-- Task statement --
Would you return all of this data exactly, leaving nothing out?

Dataset entries:
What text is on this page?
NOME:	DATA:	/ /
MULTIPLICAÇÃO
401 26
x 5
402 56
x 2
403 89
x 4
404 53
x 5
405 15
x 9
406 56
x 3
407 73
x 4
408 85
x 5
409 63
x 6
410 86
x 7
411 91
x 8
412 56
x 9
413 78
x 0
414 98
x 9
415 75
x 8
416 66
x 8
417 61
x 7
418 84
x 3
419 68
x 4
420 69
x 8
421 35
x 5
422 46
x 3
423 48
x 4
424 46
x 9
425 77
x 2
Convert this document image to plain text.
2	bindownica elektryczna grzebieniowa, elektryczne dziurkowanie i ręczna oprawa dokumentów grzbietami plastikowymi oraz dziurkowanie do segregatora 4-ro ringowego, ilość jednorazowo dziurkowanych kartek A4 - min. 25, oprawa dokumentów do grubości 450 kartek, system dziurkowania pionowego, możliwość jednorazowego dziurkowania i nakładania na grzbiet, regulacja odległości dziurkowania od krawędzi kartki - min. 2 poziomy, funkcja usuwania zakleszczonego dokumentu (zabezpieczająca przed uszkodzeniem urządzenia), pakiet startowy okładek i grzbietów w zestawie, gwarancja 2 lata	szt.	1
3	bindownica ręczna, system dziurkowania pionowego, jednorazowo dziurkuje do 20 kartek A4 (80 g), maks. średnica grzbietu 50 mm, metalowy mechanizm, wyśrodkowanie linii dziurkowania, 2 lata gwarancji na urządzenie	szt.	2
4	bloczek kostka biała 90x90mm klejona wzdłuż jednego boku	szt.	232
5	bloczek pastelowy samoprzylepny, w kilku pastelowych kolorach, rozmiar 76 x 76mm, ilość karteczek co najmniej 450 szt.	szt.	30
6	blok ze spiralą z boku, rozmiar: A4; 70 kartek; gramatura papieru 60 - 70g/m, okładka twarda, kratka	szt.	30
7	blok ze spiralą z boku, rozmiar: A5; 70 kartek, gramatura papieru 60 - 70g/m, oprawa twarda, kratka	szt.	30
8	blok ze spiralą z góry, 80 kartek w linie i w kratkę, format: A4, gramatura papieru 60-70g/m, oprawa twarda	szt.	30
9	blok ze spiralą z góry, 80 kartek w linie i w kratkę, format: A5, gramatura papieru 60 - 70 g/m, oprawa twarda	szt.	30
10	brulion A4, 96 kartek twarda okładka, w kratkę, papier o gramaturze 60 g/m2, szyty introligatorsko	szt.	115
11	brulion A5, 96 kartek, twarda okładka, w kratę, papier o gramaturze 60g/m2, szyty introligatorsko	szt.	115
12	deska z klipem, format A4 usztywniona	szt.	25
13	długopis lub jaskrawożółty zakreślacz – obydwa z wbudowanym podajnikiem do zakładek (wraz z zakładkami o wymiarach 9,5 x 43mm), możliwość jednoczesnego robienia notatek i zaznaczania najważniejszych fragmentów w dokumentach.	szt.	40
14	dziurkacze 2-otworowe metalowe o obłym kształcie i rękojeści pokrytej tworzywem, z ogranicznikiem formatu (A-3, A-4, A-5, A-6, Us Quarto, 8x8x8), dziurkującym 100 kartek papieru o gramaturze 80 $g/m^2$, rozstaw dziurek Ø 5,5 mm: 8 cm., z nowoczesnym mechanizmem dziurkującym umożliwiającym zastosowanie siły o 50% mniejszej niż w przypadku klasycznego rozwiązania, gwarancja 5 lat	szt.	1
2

-- Solved exercise --
What text is on this page?
NOME:	DATA:	/ /
MULTIPLICAÇÃO
401 26
x 5
402 56
x 2
403 89
x 4
404 53
x 5
405 15
x 9
406 56
x 3
407 73
x 4
408 85
x 5
409 63
x 6
410 86
x 7
411 91
x 8
412 56
x 9
413 78
x 0
414 98
x 9
415 75
x 8
416 66
x 8
417 61
x 7
418 84
x 3
419 68
x 4
420 69
x 8
421 35
x 5
422 46
x 3
423 48
x 4
424 46
x 9
425 77
x 2
Convert this document image to plain text.
2	bindownica elektryczna grzebieniowa, elektryczne dziurkowanie i ręczna oprawa dokumentów grzbietami plastikowymi oraz dziurkowanie do segregatora 4-ro ringowego, ilość jednorazowo dziurkowanych kartek A4 - min. 25, oprawa dokumentów do grubości 450 kartek, system dziurkowania pionowego, możliwość jednorazowego dziurkowania i nakładania na grzbiet, regulacja odległości dziurkowania od krawędzi kartki - min. 2 poziomy, funkcja usuwania zakleszczonego dokumentu (zabezpieczająca przed uszkodzeniem urządzenia), pakiet startowy okładek i grzbietów w zestawie, gwarancja 2 lata	szt.	1
3	bindownica ręczna, system dziurkowania pionowego, jednorazowo dziurkuje do 20 kartek A4 (80 g), maks. średnica grzbietu 50 mm, metalowy mechanizm, wyśrodkowanie linii dziurkowania, 2 lata gwarancji na urządzenie	szt.	2
4	bloczek kostka biała 90x90mm klejona wzdłuż jednego boku	szt.	232
5	bloczek pastelowy samoprzylepny, w kilku pastelowych kolorach, rozmiar 76 x 76mm, ilość karteczek co najmniej 450 szt.	szt.	30
6	blok ze spiralą z boku, rozmiar: A4; 70 kartek; gramatura papieru 60 - 70g/m, okładka twarda, kratka	szt.	30
7	blok ze spiralą z boku, rozmiar: A5; 70 kartek, gramatura papieru 60 - 70g/m, oprawa twarda, kratka	szt.	30
8	blok ze spiralą z góry, 80 kartek w linie i w kratkę, format: A4, gramatura papieru 60-70g/m, oprawa twarda	szt.	30
9	blok ze spiralą z góry, 80 kartek w linie i w kratkę, format: A5, gramatura papieru 60 - 70 g/m, oprawa twarda	szt.	30
10	brulion A4, 96 kartek twarda okładka, w kratkę, papier o gramaturze 60 g/m2, szyty introligatorsko	szt.	115
11	brulion A5, 96 kartek, twarda okładka, w kratę, papier o gramaturze 60g/m2, szyty introligatorsko	szt.	115
12	deska z klipem, format A4 usztywniona	szt.	25
13	długopis lub jaskrawożółty zakreślacz – obydwa z wbudowanym podajnikiem do zakładek (wraz z zakładkami o wymiarach 9,5 x 43mm), możliwość jednoczesnego robienia notatek i zaznaczania najważniejszych fragmentów w dokumentach.	szt.	40
14	dziurkacze 2-otworowe metalowe o obłym kształcie i rękojeści pokrytej tworzywem, z ogranicznikiem formatu (A-3, A-4, A-5, A-6, Us Quarto, 8x8x8), dziurkującym 100 kartek papieru o gramaturze 80 $g/m^2$, rozstaw dziurek Ø 5,5 mm: 8 cm., z nowoczesnym mechanizmem dziurkującym umożliwiającym zastosowanie siły o 50% mniejszej niż w przypadku klasycznego rozwiązania, gwarancja 5 lat	szt.	1
2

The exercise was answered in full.